Retaliation for bringing Clery Act Violations to light? Former TXST UPD Chief alleges violations and is investigated by university

Investigation reports reveal former UPD Chief resigns after retaliating against employee

Christopher Green | Staff Reporter

Former Texas State University Police Chief Laurie Clouse resigned from her position in June 2021 after an investigation was opened into some of her actions. Clouse resigned when the investigation concluded and is now claiming the university is retaliating against her for bringing to light Clery Act violations.

The investigation was headed by law firm Husch Blackwell LLC. The complaints investigated claim Clouse continuously retaliated against an employee who had filed a grievance against her accusing Clouse of unprofessional conduct. 

Clouse told KXAN the actions she took against the employee before the investigation started were appropriate and warranted. Clouse said the university’s Human Resources Department approved a Performance Improvement Plan for the employee.

In an interview with KXAN, Clouse said the investigation was damaging to her career. Clouse claims that the investigation into her conduct was a retaliation by the university for her trying to bring Clery Act violations to the university’s attention. 

“I was bringing to light violations that have potentially severe consequences for the institution, and, as a result of me bringing those to the forefront, they made these findings against me that were damaging to me professionally,” Clouse told KXAN.

Clouse told KXAN that she brought a complaint of stalking and harassment to the attention of the Title IX office and it was dismissed. The dismissal came after the Title IX office found the complaint involved gender bias and rose to the level of reporting but not an investigation.

“I believe that was in violation of Clery, and I spoke out about it. I met with the compliance officer, and I explained that I believed that this was in violation. I then talked to my direct supervisor and said that I believed that the institution was in violation and that I was very concerned because the institution was already under Department of Education investigation, which is public knowledge,” Clouse told KXAN.

In a redacted report from the investigation by “Husch Blackwell LLC,” the complainant against Clouse claims she harassed them, threatened to dig up information on them and turn employees against them. 

The complainant also alleges that Clouse put them on administrative leave and retaliated against the employee, “pretty much every day in one form or another.” In the investigation report, the complainant said that Clouse “basically isolated” them and was “very uncomfortable” being in the department.

The complainant alleges Clouse put them on an Improvement Performance Plan which made it so the complainant was unable to defend themself while Clouse was trying to turn employees against them. 

The investigation found that Clouse’s claim that the Performance Improvement Plan was not meant to be disciplinary was baseless. In the Performance Improvement Plan, “if the complainant did not cease insolent behavior including criticism and open mocking of a direct supervisor,” they could have been terminated. The university’s Human Resources Department also showed concerns about issuing the Performance Improvement Plan.

The investigation alleges that Clouse took action against the complainant by reassignment of reporting relationships and reprimand because of the complainant’s original documented complaint.

▶ _DIRECTIVE A_
Reproduce the passage of the article on the former police chief's resignation from "The investigation was headed" to "for the employee.".

▶ _STORED DATA_
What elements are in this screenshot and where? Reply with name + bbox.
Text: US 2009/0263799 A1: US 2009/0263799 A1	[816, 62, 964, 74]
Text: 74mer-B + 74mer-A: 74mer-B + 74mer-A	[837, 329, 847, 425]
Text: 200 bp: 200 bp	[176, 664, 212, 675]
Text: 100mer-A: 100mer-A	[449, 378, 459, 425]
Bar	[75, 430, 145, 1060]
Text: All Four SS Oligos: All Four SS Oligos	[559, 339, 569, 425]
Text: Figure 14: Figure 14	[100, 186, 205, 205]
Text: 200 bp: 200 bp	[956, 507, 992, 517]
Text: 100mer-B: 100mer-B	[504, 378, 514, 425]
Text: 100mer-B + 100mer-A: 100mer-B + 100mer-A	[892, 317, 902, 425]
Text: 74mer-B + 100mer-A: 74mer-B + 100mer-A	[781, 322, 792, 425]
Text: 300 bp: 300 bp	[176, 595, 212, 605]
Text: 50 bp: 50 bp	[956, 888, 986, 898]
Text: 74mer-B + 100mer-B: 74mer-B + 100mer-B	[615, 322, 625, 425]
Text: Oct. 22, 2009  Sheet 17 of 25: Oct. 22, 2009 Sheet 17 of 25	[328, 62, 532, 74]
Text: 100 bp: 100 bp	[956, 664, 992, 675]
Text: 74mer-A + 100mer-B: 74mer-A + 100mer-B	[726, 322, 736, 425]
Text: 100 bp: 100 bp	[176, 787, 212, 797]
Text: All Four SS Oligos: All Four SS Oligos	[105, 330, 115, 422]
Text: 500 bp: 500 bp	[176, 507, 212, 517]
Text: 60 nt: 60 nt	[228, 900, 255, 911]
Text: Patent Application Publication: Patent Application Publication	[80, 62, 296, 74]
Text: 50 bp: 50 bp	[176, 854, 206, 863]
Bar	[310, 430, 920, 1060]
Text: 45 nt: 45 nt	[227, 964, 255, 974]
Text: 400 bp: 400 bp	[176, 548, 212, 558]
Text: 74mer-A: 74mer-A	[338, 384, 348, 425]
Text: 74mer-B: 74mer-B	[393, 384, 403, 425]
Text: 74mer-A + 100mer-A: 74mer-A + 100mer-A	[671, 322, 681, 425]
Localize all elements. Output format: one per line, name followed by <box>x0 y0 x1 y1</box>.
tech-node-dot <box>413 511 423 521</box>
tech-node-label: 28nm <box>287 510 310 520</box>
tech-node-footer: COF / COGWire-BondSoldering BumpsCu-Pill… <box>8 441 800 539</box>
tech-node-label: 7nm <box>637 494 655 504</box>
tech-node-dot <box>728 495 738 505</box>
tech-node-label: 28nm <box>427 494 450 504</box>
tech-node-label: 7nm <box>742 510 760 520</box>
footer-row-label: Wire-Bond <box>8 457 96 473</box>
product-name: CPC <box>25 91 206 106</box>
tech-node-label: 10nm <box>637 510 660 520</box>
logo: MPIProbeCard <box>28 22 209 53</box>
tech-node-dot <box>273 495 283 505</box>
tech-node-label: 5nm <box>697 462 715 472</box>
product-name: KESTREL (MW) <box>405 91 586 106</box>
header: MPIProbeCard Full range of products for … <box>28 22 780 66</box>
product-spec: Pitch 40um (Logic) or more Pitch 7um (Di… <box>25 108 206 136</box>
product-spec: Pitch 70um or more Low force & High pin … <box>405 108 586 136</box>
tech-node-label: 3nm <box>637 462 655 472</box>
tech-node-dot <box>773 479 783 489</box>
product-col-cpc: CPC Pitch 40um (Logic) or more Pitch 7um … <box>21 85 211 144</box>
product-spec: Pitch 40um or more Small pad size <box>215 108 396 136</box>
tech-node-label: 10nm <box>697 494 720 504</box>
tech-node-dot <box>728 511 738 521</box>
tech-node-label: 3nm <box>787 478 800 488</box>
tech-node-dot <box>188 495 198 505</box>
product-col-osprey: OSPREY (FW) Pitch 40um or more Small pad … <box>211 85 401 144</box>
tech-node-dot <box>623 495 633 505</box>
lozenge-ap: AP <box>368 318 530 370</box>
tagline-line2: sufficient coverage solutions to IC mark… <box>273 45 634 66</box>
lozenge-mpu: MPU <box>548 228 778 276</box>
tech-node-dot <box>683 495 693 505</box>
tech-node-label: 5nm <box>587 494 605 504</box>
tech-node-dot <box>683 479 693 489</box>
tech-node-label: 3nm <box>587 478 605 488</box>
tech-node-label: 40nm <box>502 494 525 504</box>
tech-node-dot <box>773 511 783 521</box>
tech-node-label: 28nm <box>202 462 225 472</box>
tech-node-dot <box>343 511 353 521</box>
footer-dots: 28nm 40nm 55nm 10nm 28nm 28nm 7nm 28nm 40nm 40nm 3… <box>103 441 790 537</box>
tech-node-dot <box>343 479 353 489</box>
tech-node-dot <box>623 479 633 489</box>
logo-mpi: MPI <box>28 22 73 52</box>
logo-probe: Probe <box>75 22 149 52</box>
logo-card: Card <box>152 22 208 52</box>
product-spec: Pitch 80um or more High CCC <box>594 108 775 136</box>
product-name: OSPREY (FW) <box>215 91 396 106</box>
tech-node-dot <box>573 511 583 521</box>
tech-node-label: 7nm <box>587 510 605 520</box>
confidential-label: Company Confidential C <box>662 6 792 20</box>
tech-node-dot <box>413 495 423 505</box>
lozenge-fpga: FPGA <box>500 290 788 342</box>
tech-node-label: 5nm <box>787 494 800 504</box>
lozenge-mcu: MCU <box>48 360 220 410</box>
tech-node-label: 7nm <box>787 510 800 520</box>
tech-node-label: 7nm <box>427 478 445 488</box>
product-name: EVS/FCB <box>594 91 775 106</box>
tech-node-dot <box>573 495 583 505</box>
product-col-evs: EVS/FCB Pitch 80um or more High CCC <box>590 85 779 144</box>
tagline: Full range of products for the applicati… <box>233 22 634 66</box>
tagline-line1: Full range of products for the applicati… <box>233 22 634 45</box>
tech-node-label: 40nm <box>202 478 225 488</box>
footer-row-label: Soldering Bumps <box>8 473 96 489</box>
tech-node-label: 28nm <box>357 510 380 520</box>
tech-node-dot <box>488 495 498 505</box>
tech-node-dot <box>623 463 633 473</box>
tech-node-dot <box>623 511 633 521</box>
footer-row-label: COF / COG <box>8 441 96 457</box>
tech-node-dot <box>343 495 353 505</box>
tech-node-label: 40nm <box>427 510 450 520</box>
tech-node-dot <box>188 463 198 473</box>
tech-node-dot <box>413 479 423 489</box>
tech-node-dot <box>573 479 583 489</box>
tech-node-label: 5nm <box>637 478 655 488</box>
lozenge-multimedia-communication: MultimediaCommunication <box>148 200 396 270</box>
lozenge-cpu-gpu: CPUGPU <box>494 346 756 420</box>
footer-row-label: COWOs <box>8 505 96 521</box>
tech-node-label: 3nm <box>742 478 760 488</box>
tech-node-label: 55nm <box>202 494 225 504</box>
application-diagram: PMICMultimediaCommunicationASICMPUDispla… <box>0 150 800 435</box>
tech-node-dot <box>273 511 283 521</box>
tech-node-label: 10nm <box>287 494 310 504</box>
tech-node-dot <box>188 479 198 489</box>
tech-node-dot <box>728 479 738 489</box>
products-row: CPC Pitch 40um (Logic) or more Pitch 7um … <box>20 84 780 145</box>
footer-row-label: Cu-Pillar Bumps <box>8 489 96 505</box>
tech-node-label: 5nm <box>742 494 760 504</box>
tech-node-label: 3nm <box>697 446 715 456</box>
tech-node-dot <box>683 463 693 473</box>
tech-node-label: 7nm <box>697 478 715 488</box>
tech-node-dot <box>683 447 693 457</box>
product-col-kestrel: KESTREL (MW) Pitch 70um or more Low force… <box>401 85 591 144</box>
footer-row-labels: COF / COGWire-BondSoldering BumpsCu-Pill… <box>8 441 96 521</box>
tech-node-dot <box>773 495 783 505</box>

▶ _DIRECTIVE B_
Rewrite the records from their start to the line with "Text: 74mer-A + 100mer-A: 74mer-A" as a Markdown table with the columns Line and Content, numbering each row and omitting blank lines.

▶ _FINAL ANSWER A_
The investigation was headed by law firm Husch Blackwell LLC. The complaints investigated claim Clouse continuously retaliated against an employee who had filed a grievance against her accusing Clouse of unprofessional conduct. 

Clouse told KXAN the actions she took against the employee before the investigation started were appropriate and warranted. Clouse said the university’s Human Resources Department approved a Performance Improvement Plan for the employee.

▶ _FINAL ANSWER B_
| Line | Content |
|---|---|
| 1 | What elements are in this screenshot and where? Reply with name + bbox. |
| 2 | Text: US 2009/0263799 A1: US 2009/0263799 A1	[816, 62, 964, 74] |
| 3 | Text: 74mer-B + 74mer-A: 74mer-B + 74mer-A	[837, 329, 847, 425] |
| 4 | Text: 200 bp: 200 bp	[176, 664, 212, 675] |
| 5 | Text: 100mer-A: 100mer-A	[449, 378, 459, 425] |
| 6 | Bar	[75, 430, 145, 1060] |
| 7 | Text: All Four SS Oligos: All Four SS Oligos	[559, 339, 569, 425] |
| 8 | Text: Figure 14: Figure 14	[100, 186, 205, 205] |
| 9 | Text: 200 bp: 200 bp	[956, 507, 992, 517] |
| 10 | Text: 100mer-B: 100mer-B	[504, 378, 514, 425] |
| 11 | Text: 100mer-B + 100mer-A: 100mer-B + 100mer-A	[892, 317, 902, 425] |
| 12 | Text: 74mer-B + 100mer-A: 74mer-B + 100mer-A	[781, 322, 792, 425] |
| 13 | Text: 300 bp: 300 bp	[176, 595, 212, 605] |
| 14 | Text: 50 bp: 50 bp	[956, 888, 986, 898] |
| 15 | Text: 74mer-B + 100mer-B: 74mer-B + 100mer-B	[615, 322, 625, 425] |
| 16 | Text: Oct. 22, 2009  Sheet 17 of 25: Oct. 22, 2009 Sheet 17 of 25	[328, 62, 532, 74] |
| 17 | Text: 100 bp: 100 bp	[956, 664, 992, 675] |
| 18 | Text: 74mer-A + 100mer-B: 74mer-A + 100mer-B	[726, 322, 736, 425] |
| 19 | Text: 100 bp: 100 bp	[176, 787, 212, 797] |
| 20 | Text: All Four SS Oligos: All Four SS Oligos	[105, 330, 115, 422] |
| 21 | Text: 500 bp: 500 bp	[176, 507, 212, 517] |
| 22 | Text: 60 nt: 60 nt	[228, 900, 255, 911] |
| 23 | Text: Patent Application Publication: Patent Application Publication	[80, 62, 296, 74] |
| 24 | Text: 50 bp: 50 bp	[176, 854, 206, 863] |
| 25 | Bar	[310, 430, 920, 1060] |
| 26 | Text: 45 nt: 45 nt	[227, 964, 255, 974] |
| 27 | Text: 400 bp: 400 bp	[176, 548, 212, 558] |
| 28 | Text: 74mer-A: 74mer-A	[338, 384, 348, 425] |
| 29 | Text: 74mer-B: 74mer-B	[393, 384, 403, 425] |
| 30 | Text: 74mer-A + 100mer-A: 74mer-A + 100mer-A	[671, 322, 681, 425] |